Goal.
Search the data below for the word "color" and copy each line that holds it.
[Given data start]
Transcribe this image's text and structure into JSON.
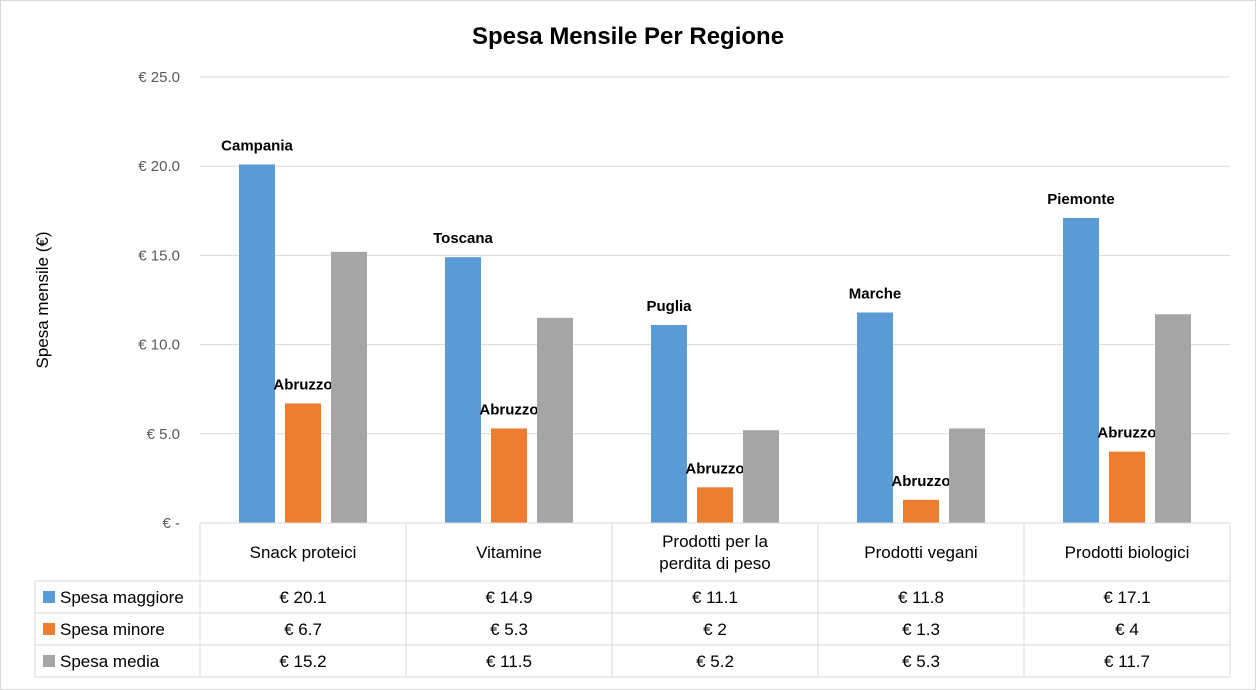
{
  "chart_data": {
    "type": "bar",
    "title": "Spesa Mensile Per Regione",
    "ylabel": "Spesa mensile (€)",
    "xlabel": "",
    "ylim": [
      0,
      25
    ],
    "yticks": [
      0,
      5,
      10,
      15,
      20,
      25
    ],
    "ytick_labels": [
      "€ -",
      "€ 5.0",
      "€ 10.0",
      "€ 15.0",
      "€ 20.0",
      "€ 25.0"
    ],
    "grid": true,
    "legend": "data-table-left",
    "categories": [
      [
        "Snack proteici"
      ],
      [
        "Vitamine"
      ],
      [
        "Prodotti per la",
        "perdita di peso"
      ],
      [
        "Prodotti vegani"
      ],
      [
        "Prodotti biologici"
      ]
    ],
    "series": [
      {
        "name": "Spesa maggiore",
        "color": "#5b9bd5",
        "values": [
          20.1,
          14.9,
          11.1,
          11.8,
          17.1
        ],
        "table_labels": [
          "€ 20.1",
          "€ 14.9",
          "€ 11.1",
          "€ 11.8",
          "€ 17.1"
        ],
        "data_labels": [
          "Campania",
          "Toscana",
          "Puglia",
          "Marche",
          "Piemonte"
        ]
      },
      {
        "name": "Spesa minore",
        "color": "#ed7d31",
        "values": [
          6.7,
          5.3,
          2.0,
          1.3,
          4.0
        ],
        "table_labels": [
          "€ 6.7",
          "€ 5.3",
          "€ 2",
          "€ 1.3",
          "€ 4"
        ],
        "data_labels": [
          "Abruzzo",
          "Abruzzo",
          "Abruzzo",
          "Abruzzo",
          "Abruzzo"
        ]
      },
      {
        "name": "Spesa media",
        "color": "#a5a5a5",
        "values": [
          15.2,
          11.5,
          5.2,
          5.3,
          11.7
        ],
        "table_labels": [
          "€ 15.2",
          "€ 11.5",
          "€ 5.2",
          "€ 5.3",
          "€ 11.7"
        ],
        "data_labels": []
      }
    ]
  }
}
[Given data end]
Written solution.
        "color": "#5b9bd5",
        "color": "#ed7d31",
        "color": "#a5a5a5",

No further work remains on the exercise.